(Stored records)
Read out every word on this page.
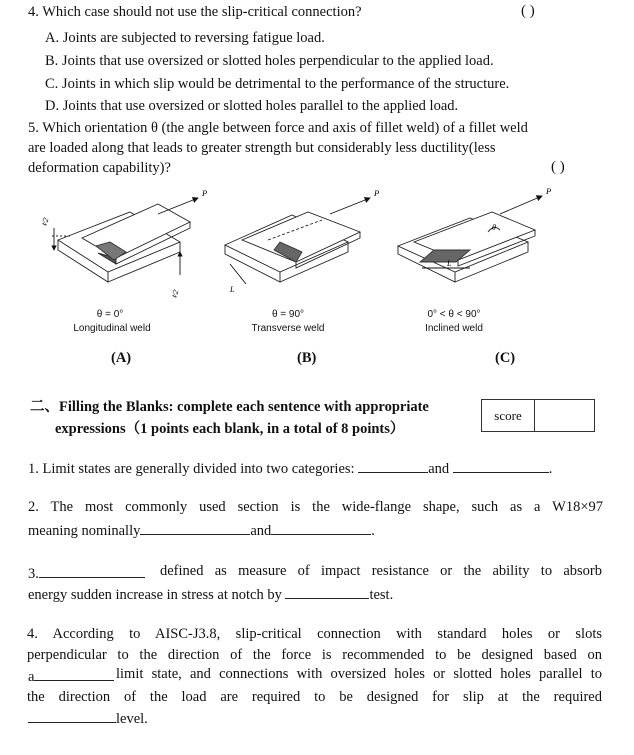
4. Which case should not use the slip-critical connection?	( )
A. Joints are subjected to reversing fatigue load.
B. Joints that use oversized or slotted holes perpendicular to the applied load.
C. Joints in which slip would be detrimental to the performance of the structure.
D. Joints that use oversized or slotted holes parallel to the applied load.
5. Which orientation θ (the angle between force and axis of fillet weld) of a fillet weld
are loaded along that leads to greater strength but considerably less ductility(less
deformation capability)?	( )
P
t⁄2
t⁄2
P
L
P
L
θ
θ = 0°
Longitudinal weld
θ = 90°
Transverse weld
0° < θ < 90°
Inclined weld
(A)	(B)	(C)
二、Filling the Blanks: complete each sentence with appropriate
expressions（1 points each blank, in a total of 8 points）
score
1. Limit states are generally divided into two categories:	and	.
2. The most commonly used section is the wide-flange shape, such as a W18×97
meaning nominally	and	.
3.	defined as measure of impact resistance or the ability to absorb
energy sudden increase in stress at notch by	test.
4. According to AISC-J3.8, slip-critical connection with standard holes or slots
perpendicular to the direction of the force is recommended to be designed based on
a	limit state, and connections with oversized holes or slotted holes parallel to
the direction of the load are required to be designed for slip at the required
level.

— Your task —
Write out all the entries exactly, except for the pictures.

— Exercise response —
Read out every word on this page.
4. Which case should not use the slip-critical connection?	( )
A. Joints are subjected to reversing fatigue load.
B. Joints that use oversized or slotted holes perpendicular to the applied load.
C. Joints in which slip would be detrimental to the performance of the structure.
D. Joints that use oversized or slotted holes parallel to the applied load.
5. Which orientation θ (the angle between force and axis of fillet weld) of a fillet weld
are loaded along that leads to greater strength but considerably less ductility(less
deformation capability)?	( )
P
t⁄2
t⁄2
P
L
P
L
θ
θ = 0°
Longitudinal weld
θ = 90°
Transverse weld
0° < θ < 90°
Inclined weld
(A)	(B)	(C)
二、Filling the Blanks: complete each sentence with appropriate
expressions（1 points each blank, in a total of 8 points）
score
1. Limit states are generally divided into two categories:	and	.
2. The most commonly used section is the wide-flange shape, such as a W18×97
meaning nominally	and	.
3.	defined as measure of impact resistance or the ability to absorb
energy sudden increase in stress at notch by	test.
4. According to AISC-J3.8, slip-critical connection with standard holes or slots
perpendicular to the direction of the force is recommended to be designed based on
a	limit state, and connections with oversized holes or slotted holes parallel to
the direction of the load are required to be designed for slip at the required
level.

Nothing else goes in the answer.